What this task involves: State only the number of lines that contain the string "command".
>> start Input rows
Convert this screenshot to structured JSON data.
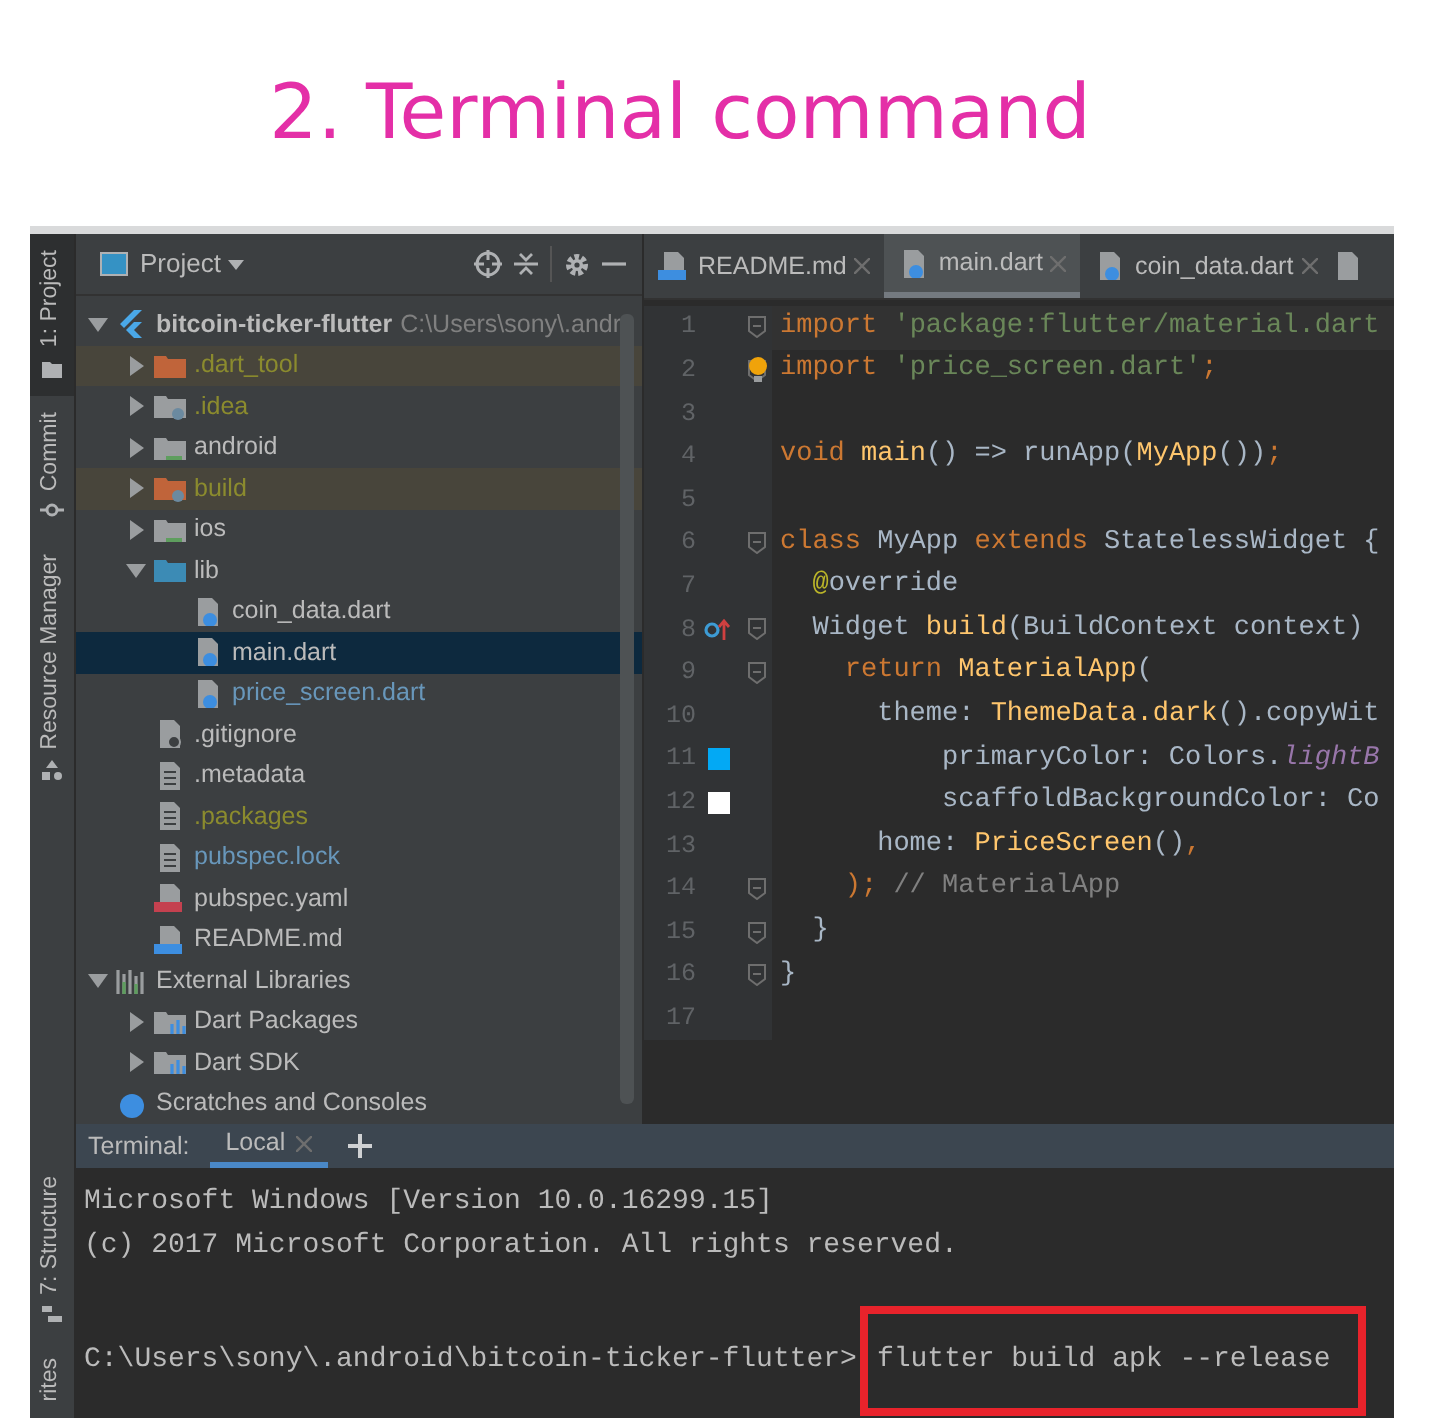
{
  "title": "2. Terminal command",
  "tool_strip": {
    "top": [
      {
        "label": "1: Project",
        "selected": true
      },
      {
        "label": "Commit",
        "selected": false
      },
      {
        "label": "Resource Manager",
        "selected": false
      }
    ],
    "bottom": [
      {
        "label": "7: Structure"
      },
      {
        "label": "rites"
      }
    ]
  },
  "project_panel": {
    "title": "Project",
    "tree": [
      {
        "label": "bitcoin-ticker-flutter",
        "path": "C:\\Users\\sony\\.andr",
        "kind": "flutter",
        "ignored": false,
        "modified": false,
        "expanded": true,
        "selected": false,
        "excluded": false,
        "children": [
          {
            "label": ".dart_tool",
            "kind": "excluded-folder",
            "ignored": true,
            "modified": false,
            "expanded": false,
            "selected": false,
            "excluded": true
          },
          {
            "label": ".idea",
            "kind": "config-folder",
            "ignored": true,
            "modified": false,
            "expanded": false,
            "selected": false,
            "excluded": false
          },
          {
            "label": "android",
            "kind": "module-folder",
            "ignored": false,
            "modified": false,
            "expanded": false,
            "selected": false,
            "excluded": false
          },
          {
            "label": "build",
            "kind": "excluded-config-folder",
            "ignored": true,
            "modified": false,
            "expanded": false,
            "selected": false,
            "excluded": true
          },
          {
            "label": "ios",
            "kind": "module-folder",
            "ignored": false,
            "modified": false,
            "expanded": false,
            "selected": false,
            "excluded": false
          },
          {
            "label": "lib",
            "kind": "source-folder",
            "ignored": false,
            "modified": false,
            "expanded": true,
            "selected": false,
            "excluded": false,
            "children": [
              {
                "label": "coin_data.dart",
                "kind": "dart",
                "ignored": false,
                "modified": false,
                "selected": false,
                "excluded": false
              },
              {
                "label": "main.dart",
                "kind": "dart",
                "ignored": false,
                "modified": false,
                "selected": true,
                "excluded": false
              },
              {
                "label": "price_screen.dart",
                "kind": "dart",
                "ignored": false,
                "modified": true,
                "selected": false,
                "excluded": false
              }
            ]
          },
          {
            "label": ".gitignore",
            "kind": "ignore-file",
            "ignored": false,
            "modified": false,
            "selected": false,
            "excluded": false
          },
          {
            "label": ".metadata",
            "kind": "file",
            "ignored": false,
            "modified": false,
            "selected": false,
            "excluded": false
          },
          {
            "label": ".packages",
            "kind": "file",
            "ignored": true,
            "modified": false,
            "selected": false,
            "excluded": false
          },
          {
            "label": "pubspec.lock",
            "kind": "file",
            "ignored": false,
            "modified": true,
            "selected": false,
            "excluded": false
          },
          {
            "label": "pubspec.yaml",
            "kind": "yaml",
            "ignored": false,
            "modified": false,
            "selected": false,
            "excluded": false
          },
          {
            "label": "README.md",
            "kind": "markdown",
            "ignored": false,
            "modified": false,
            "selected": false,
            "excluded": false
          }
        ]
      },
      {
        "label": "External Libraries",
        "kind": "libraries",
        "ignored": false,
        "modified": false,
        "expanded": true,
        "selected": false,
        "excluded": false,
        "children": [
          {
            "label": "Dart Packages",
            "kind": "library",
            "ignored": false,
            "modified": false,
            "expanded": false,
            "selected": false,
            "excluded": false
          },
          {
            "label": "Dart SDK",
            "kind": "library",
            "ignored": false,
            "modified": false,
            "expanded": false,
            "selected": false,
            "excluded": false
          }
        ]
      },
      {
        "label": "Scratches and Consoles",
        "kind": "scratches",
        "ignored": false,
        "modified": false,
        "selected": false,
        "excluded": false
      }
    ]
  },
  "editor": {
    "tabs": [
      {
        "label": "README.md",
        "kind": "markdown",
        "selected": false
      },
      {
        "label": "main.dart",
        "kind": "dart",
        "selected": true
      },
      {
        "label": "coin_data.dart",
        "kind": "dart",
        "selected": false
      }
    ],
    "lines": [
      {
        "number": "1",
        "current": true,
        "fold": true,
        "tokens": [
          {
            "kind": "keyword",
            "s": "import "
          },
          {
            "kind": "string",
            "s": "'package:flutter/material.dart"
          }
        ]
      },
      {
        "number": "2",
        "current": false,
        "fold": true,
        "kind": "bulb",
        "tokens": [
          {
            "kind": "keyword",
            "s": "import "
          },
          {
            "kind": "string",
            "s": "'price_screen.dart'"
          },
          {
            "kind": "keyword",
            "s": ";"
          }
        ]
      },
      {
        "number": "3",
        "current": false,
        "fold": false
      },
      {
        "number": "4",
        "current": false,
        "fold": false,
        "tokens": [
          {
            "kind": "keyword",
            "s": "void "
          },
          {
            "kind": "function",
            "s": "main"
          },
          {
            "kind": "plain",
            "s": "() => runApp("
          },
          {
            "kind": "function",
            "s": "MyApp"
          },
          {
            "kind": "plain",
            "s": "())"
          },
          {
            "kind": "keyword",
            "s": ";"
          }
        ]
      },
      {
        "number": "5",
        "current": false,
        "fold": false
      },
      {
        "number": "6",
        "current": false,
        "fold": true,
        "tokens": [
          {
            "kind": "keyword",
            "s": "class "
          },
          {
            "kind": "plain",
            "s": "MyApp "
          },
          {
            "kind": "keyword",
            "s": "extends "
          },
          {
            "kind": "plain",
            "s": "StatelessWidget {"
          }
        ]
      },
      {
        "number": "7",
        "current": false,
        "fold": false,
        "tokens": [
          {
            "kind": "annotation",
            "s": "  @"
          },
          {
            "kind": "plain",
            "s": "override"
          }
        ]
      },
      {
        "number": "8",
        "current": false,
        "fold": true,
        "kind": "override",
        "tokens": [
          {
            "kind": "plain",
            "s": "  Widget "
          },
          {
            "kind": "function",
            "s": "build"
          },
          {
            "kind": "plain",
            "s": "(BuildContext context)"
          }
        ]
      },
      {
        "number": "9",
        "current": false,
        "fold": true,
        "tokens": [
          {
            "kind": "keyword",
            "s": "    return "
          },
          {
            "kind": "function",
            "s": "MaterialApp"
          },
          {
            "kind": "plain",
            "s": "("
          }
        ]
      },
      {
        "number": "10",
        "current": false,
        "fold": false,
        "tokens": [
          {
            "kind": "plain",
            "s": "      theme: "
          },
          {
            "kind": "function",
            "s": "ThemeData.dark"
          },
          {
            "kind": "plain",
            "s": "().copyWit"
          }
        ]
      },
      {
        "number": "11",
        "current": false,
        "fold": false,
        "kind": "swatch",
        "color": "#03a9f4",
        "tokens": [
          {
            "kind": "plain",
            "s": "          primaryColor: Colors."
          },
          {
            "kind": "field",
            "s": "lightB"
          }
        ]
      },
      {
        "number": "12",
        "current": false,
        "fold": false,
        "kind": "swatch",
        "color": "#ffffff",
        "tokens": [
          {
            "kind": "plain",
            "s": "          scaffoldBackgroundColor: Co"
          }
        ]
      },
      {
        "number": "13",
        "current": false,
        "fold": false,
        "tokens": [
          {
            "kind": "plain",
            "s": "      home: "
          },
          {
            "kind": "function",
            "s": "PriceScreen"
          },
          {
            "kind": "plain",
            "s": "()"
          },
          {
            "kind": "keyword",
            "s": ","
          }
        ]
      },
      {
        "number": "14",
        "current": false,
        "fold": true,
        "tokens": [
          {
            "kind": "keyword",
            "s": "    );"
          },
          {
            "kind": "comment",
            "s": " // MaterialApp"
          }
        ]
      },
      {
        "number": "15",
        "current": false,
        "fold": true,
        "tokens": [
          {
            "kind": "plain",
            "s": "  }"
          }
        ]
      },
      {
        "number": "16",
        "current": false,
        "fold": true,
        "tokens": [
          {
            "kind": "plain",
            "s": "}"
          }
        ]
      },
      {
        "number": "17",
        "current": false,
        "fold": false
      }
    ]
  },
  "terminal": {
    "label": "Terminal:",
    "tabs": [
      {
        "label": "Local",
        "selected": true
      }
    ],
    "lines": [
      {
        "kind": "output",
        "text": "Microsoft Windows [Version 10.0.16299.15]"
      },
      {
        "kind": "output",
        "text": "(c) 2017 Microsoft Corporation. All rights reserved."
      },
      {
        "kind": "blank"
      },
      {
        "kind": "prompt",
        "prompt": "C:\\Users\\sony\\.android\\bitcoin-ticker-flutter>",
        "command": "flutter build apk --release",
        "highlighted": true
      }
    ]
  }
}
>> end Input rows
Correct response: 2